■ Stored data
[start]

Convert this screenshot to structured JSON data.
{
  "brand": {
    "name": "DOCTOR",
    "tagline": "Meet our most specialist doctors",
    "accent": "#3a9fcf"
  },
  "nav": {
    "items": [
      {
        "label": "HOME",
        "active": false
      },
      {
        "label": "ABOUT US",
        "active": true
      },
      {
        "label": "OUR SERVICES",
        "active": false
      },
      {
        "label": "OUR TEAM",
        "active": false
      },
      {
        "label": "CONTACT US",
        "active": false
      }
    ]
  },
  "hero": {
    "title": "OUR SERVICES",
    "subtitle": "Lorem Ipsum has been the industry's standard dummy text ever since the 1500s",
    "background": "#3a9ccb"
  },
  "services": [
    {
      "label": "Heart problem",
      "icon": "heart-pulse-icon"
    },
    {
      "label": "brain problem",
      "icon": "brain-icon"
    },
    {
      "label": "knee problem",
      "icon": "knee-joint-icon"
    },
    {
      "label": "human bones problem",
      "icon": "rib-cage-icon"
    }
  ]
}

[end]

■ Problem to solve
Extract all of the material exactly as it is written.

■ Exercise answer
Convert this screenshot to structured JSON data.
{
  "brand": {
    "name": "DOCTOR",
    "tagline": "Meet our most specialist doctors",
    "accent": "#3a9fcf"
  },
  "nav": {
    "items": [
      {
        "label": "HOME",
        "active": false
      },
      {
        "label": "ABOUT US",
        "active": true
      },
      {
        "label": "OUR SERVICES",
        "active": false
      },
      {
        "label": "OUR TEAM",
        "active": false
      },
      {
        "label": "CONTACT US",
        "active": false
      }
    ]
  },
  "hero": {
    "title": "OUR SERVICES",
    "subtitle": "Lorem Ipsum has been the industry's standard dummy text ever since the 1500s",
    "background": "#3a9ccb"
  },
  "services": [
    {
      "label": "Heart problem",
      "icon": "heart-pulse-icon"
    },
    {
      "label": "brain problem",
      "icon": "brain-icon"
    },
    {
      "label": "knee problem",
      "icon": "knee-joint-icon"
    },
    {
      "label": "human bones problem",
      "icon": "rib-cage-icon"
    }
  ]
}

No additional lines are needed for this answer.